* **AIM OF THE EXERCISE**
Find each line with the string "true" and copy it.

* **DATA SHOWN**
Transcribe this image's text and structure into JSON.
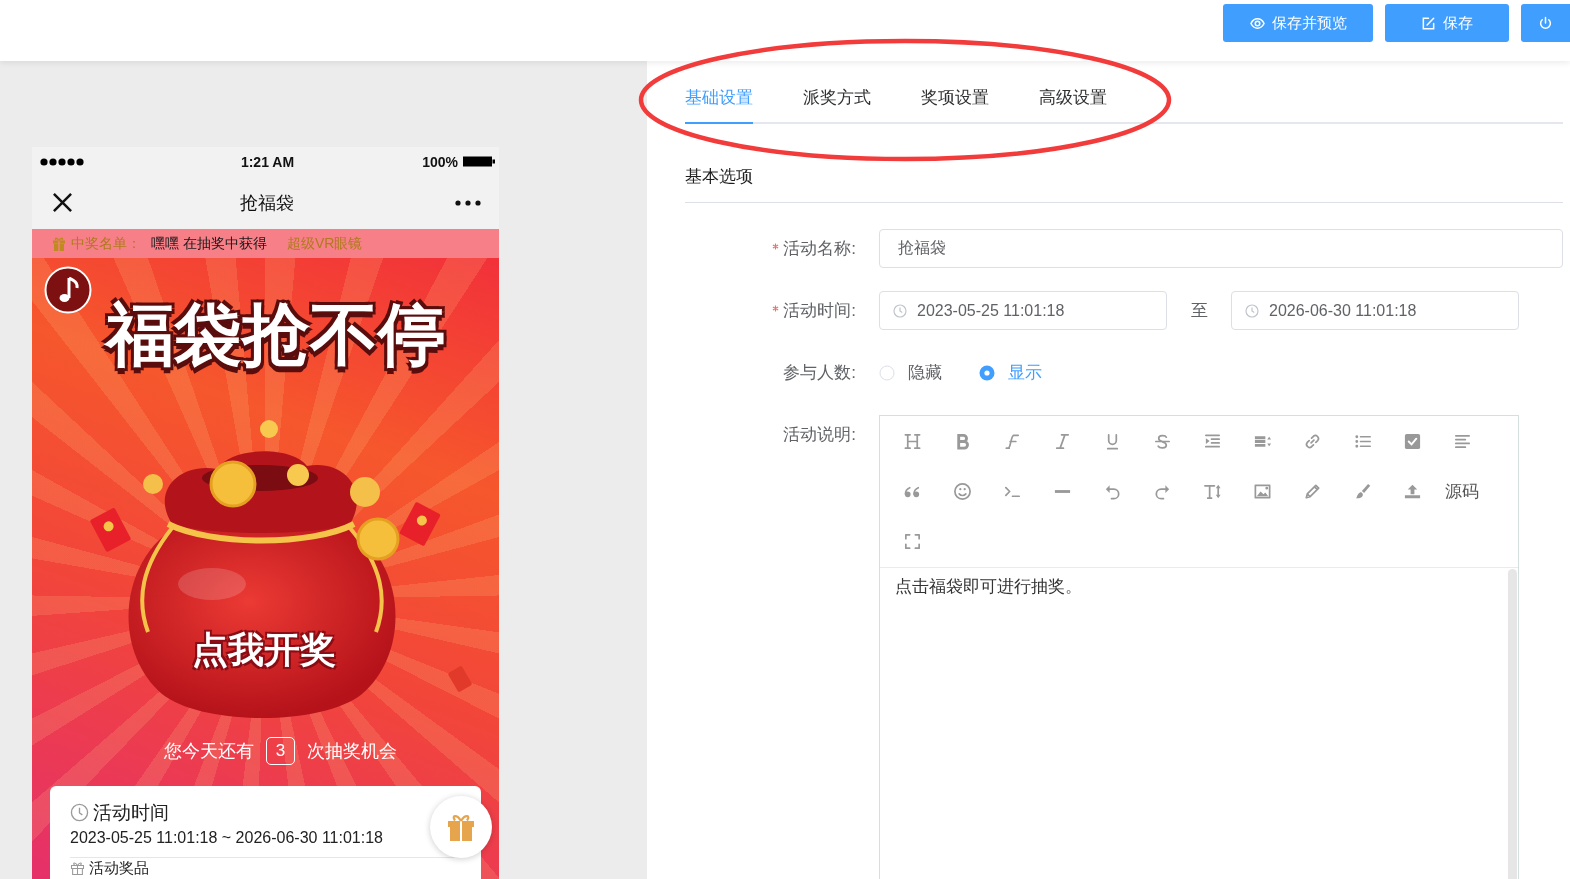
{
  "header": {
    "buttons": [
      {
        "kind": "preview",
        "label": "保存并预览"
      },
      {
        "kind": "save",
        "label": "保存"
      },
      {
        "kind": "power"
      }
    ]
  },
  "phone": {
    "status_bar": {
      "time": "1:21 AM",
      "battery": "100%"
    },
    "nav_bar": {
      "title": "抢福袋"
    },
    "ticker": {
      "label": "中奖名单：",
      "message": "嘿嘿 在抽奖中获得",
      "prize": "超级VR眼镜"
    },
    "poster": {
      "title": "福袋抢不停",
      "button": "点我开奖"
    },
    "chances": {
      "before": "您今天还有",
      "count": "3",
      "after": "次抽奖机会"
    },
    "info_card": {
      "sections": [
        {
          "kind": "time",
          "title": "活动时间",
          "text": "2023-05-25 11:01:18 ~ 2026-06-30 11:01:18"
        },
        {
          "kind": "prize",
          "title": "活动奖品"
        }
      ]
    }
  },
  "tabs": [
    {
      "label": "基础设置",
      "selected": true
    },
    {
      "label": "派奖方式",
      "selected": false
    },
    {
      "label": "奖项设置",
      "selected": false
    },
    {
      "label": "高级设置",
      "selected": false
    }
  ],
  "annotations": [
    {
      "kind": "ellipse"
    }
  ],
  "section_title": "基本选项",
  "form": {
    "fields": [
      {
        "kind": "text",
        "label": "活动名称:",
        "required": true,
        "value": "抢福袋"
      },
      {
        "kind": "date_range",
        "label": "活动时间:",
        "required": true,
        "start": "2023-05-25 11:01:18",
        "separator": "至",
        "end": "2026-06-30 11:01:18"
      },
      {
        "kind": "radio",
        "label": "参与人数:",
        "required": false,
        "options": [
          {
            "label": "隐藏",
            "selected": false
          },
          {
            "label": "显示",
            "selected": true
          }
        ]
      },
      {
        "kind": "editor",
        "label": "活动说明:",
        "required": false,
        "toolbar": [
          {
            "kind": "heading"
          },
          {
            "kind": "bold"
          },
          {
            "kind": "font"
          },
          {
            "kind": "italic"
          },
          {
            "kind": "underline"
          },
          {
            "kind": "strike"
          },
          {
            "kind": "indent"
          },
          {
            "kind": "lineheight"
          },
          {
            "kind": "link"
          },
          {
            "kind": "list"
          },
          {
            "kind": "todo"
          },
          {
            "kind": "align"
          },
          {
            "kind": "quote"
          },
          {
            "kind": "emoji"
          },
          {
            "kind": "code"
          },
          {
            "kind": "hr"
          },
          {
            "kind": "undo"
          },
          {
            "kind": "redo"
          },
          {
            "kind": "fontsize"
          },
          {
            "kind": "image"
          },
          {
            "kind": "pen"
          },
          {
            "kind": "brush"
          },
          {
            "kind": "upload"
          },
          {
            "kind": "source",
            "label": "源码"
          },
          {
            "kind": "fullscreen"
          }
        ],
        "content": "点击福袋即可进行抽奖。"
      }
    ]
  }
}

* **CORRECT RESULT**
      "selected": true
        "required": true,
        "required": true,
            "selected": true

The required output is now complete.